Texto para analizar

= = = = =

Cinco años de luz negada: las Cortes y la opacidad de los lobbies
La Oficina de Conflicto de Intereses vuelve a alertar: la norma existe, su cumplimiento no

Redacción · Más España


La reiteración no es casualidad: es diagnóstico. La Oficina de Conflicto de Intereses de las Cortes Generales firma, por quinta vez consecutiva, la misma constatación amarga: la transparencia diseñada para poner taquígrafos a las relaciones de parlamentarios y lobbies sigue siendo letra muerta.
El informe fechado el 17 de marzo y aprobado por las mesas del Congreso y del Senado dibuja, con cifras incontestables, una realidad de opacidad. Al cierre del año pasado solo 75 diputados —el 21,42%— y 55 senadores —el 20,67%— publicaron en sus agendas actividades distintas de las meramente orgánicas. En conjunto, la proporción sube tímidamente del 17,9% al 21%, pero sigue siendo minoritaria y delata que la inmensa mayoría guarda silencio donde la norma exige transparencia.
No es una cuestión de retórica: el Código de Conducta de las Cortes, aprobado en octubre de 2020 cuando Meritxell Batet y Pilar Llop presidían las Cámaras, recoge en su artículo 6.2 la obligación de hacer públicas las reuniones con representantes de grupos de interés. Fue un instrumento pensado para reforzar la confianza pública, al calor de recomendaciones internacionales —entre ellas las de GRECO— para blindar la integridad parlamentaria.

= = = = =

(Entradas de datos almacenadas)
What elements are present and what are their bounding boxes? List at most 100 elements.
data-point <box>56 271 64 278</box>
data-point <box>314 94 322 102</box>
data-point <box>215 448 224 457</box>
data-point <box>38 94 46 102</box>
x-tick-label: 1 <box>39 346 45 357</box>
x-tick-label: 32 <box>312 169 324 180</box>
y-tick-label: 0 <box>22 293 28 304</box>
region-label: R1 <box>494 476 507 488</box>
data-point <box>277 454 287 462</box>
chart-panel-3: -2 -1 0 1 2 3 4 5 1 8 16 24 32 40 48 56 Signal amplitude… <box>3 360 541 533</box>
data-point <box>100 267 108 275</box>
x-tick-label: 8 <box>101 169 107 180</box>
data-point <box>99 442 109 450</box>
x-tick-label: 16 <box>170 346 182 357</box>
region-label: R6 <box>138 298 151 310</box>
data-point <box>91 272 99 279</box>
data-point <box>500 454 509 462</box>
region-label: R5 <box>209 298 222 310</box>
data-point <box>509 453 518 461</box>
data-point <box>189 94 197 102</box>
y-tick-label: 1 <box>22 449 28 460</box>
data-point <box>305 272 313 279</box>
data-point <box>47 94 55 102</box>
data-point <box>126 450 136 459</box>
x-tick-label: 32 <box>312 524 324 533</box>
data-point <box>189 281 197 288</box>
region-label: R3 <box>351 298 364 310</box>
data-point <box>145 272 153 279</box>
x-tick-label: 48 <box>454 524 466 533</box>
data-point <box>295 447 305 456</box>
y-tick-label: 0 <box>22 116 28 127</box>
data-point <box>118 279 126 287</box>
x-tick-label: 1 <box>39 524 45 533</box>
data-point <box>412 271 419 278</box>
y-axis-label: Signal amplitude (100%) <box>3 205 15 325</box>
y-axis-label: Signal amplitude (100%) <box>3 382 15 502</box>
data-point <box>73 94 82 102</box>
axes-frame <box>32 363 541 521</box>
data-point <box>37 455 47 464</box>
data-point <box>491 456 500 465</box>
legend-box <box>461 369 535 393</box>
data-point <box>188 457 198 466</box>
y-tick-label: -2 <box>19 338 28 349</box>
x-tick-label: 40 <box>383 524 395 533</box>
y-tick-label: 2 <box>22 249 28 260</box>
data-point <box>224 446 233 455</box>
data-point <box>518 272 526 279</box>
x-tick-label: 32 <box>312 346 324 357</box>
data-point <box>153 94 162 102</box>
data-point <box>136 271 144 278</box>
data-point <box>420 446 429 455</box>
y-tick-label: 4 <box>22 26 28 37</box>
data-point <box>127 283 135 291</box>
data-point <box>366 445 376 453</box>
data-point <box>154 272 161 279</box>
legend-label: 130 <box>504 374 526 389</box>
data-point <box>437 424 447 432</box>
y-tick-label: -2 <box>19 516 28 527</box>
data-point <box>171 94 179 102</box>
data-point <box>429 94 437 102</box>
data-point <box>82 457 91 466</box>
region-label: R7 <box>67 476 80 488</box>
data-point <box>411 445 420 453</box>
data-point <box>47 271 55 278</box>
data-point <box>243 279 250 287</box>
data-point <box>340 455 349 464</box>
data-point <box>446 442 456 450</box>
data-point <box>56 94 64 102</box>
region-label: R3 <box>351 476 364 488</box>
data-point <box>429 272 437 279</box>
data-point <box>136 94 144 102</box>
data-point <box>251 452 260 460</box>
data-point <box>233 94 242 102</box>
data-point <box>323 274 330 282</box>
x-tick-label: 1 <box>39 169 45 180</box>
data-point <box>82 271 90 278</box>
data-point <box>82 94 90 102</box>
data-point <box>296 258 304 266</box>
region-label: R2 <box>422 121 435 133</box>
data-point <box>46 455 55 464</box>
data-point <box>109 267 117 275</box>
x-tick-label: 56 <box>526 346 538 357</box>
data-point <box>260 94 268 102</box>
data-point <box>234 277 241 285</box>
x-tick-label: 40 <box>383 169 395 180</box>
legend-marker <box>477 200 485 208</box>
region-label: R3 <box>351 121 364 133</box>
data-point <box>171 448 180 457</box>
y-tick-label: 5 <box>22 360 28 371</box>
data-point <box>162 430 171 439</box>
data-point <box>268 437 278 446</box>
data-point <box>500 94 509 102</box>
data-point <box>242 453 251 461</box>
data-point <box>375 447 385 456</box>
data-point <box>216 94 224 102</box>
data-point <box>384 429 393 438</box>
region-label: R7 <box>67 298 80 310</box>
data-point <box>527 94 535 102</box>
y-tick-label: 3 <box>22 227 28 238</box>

= = = = =

Tareas
(A) Según el texto sobre los lobbies en las Cortes, ¿qué artículo del Código de Conducta recoge la obligación de hacer públicas las reuniones con representantes de grupos de interés?
(B) Reproduce el tramo del texto sobre los lobbies en las Cortes que va desde "El informe fechado" hasta "norma exige transparencia.", cambiando "diputados" por "miembros del Congreso".
(C) Continúa el texto sobre los lobbies en las Cortes a partir del punto en que termina.

Respuestas
(A) El artículo 6.2.

(B)
El informe fechado el 17 de marzo y aprobado por las mesas del Congreso y del Senado dibuja, con cifras incontestables, una realidad de opacidad. Al cierre del año pasado solo 75 miembros del Congreso —el 21,42%— y 55 senadores —el 20,67%— publicaron en sus agendas actividades distintas de las meramente orgánicas. En conjunto, la proporción sube tímidamente del 17,9% al 21%, pero sigue siendo minoritaria y delata que la inmensa mayoría guarda silencio donde la norma exige transparencia.

(C)
Pero las palabras no bastan cuando faltan las herramientas. El incumplimiento detectado permanece impune: no existe un desarrollo reglamentario que permita sancionar la ausencia de anotaciones y, así, forzar el cumplimiento. La Oficina lo subraya y concluye que es "altamente improbable" que las escasas anotaciones sobre encuentros con lobbies reflejen la realidad de la actividad parlamentaria.
La propia Comisión Europea lo apuntó en julio de 2025 en su Informe sobre el Estado de Derecho: a pesar de las insistentes indicaciones, solo unos pocos parlamentarios publican información sobre reuniones con grupos de interés. La observación externa coincide, pues, con la advertencia interna: la norma opera en el papel; la práctica, en la sombra.
El informe de la Oficina no busca señalar rostros ni partidos; su función es describir avances y retos y recomendar actuaciones. Entre ellas, recuerda a las Cámaras la obligatoriedad de recordar a los parlamentarios la obligación de publicar sus reuniones. Es una recomendación legítima, pero su persistente reiteración sin instrumento sancionador convierte la exhortación en un llamado que se ahoga en la inercia.
Así, la historia se repite: un código nacido para reforzar la confianza ciudadana, medidas que prohíben reuniones no publicadas con lobistas y un seguimiento anual que, cinco años después, certifica la misma carencia. No faltan las normas formales; lo que falla es su desarrollo práctico y la voluntad institucional para hacerlas efectivas. La transparencia legislativa, anunciada y exigida, sigue pendiente de materializarse en hechos verificables.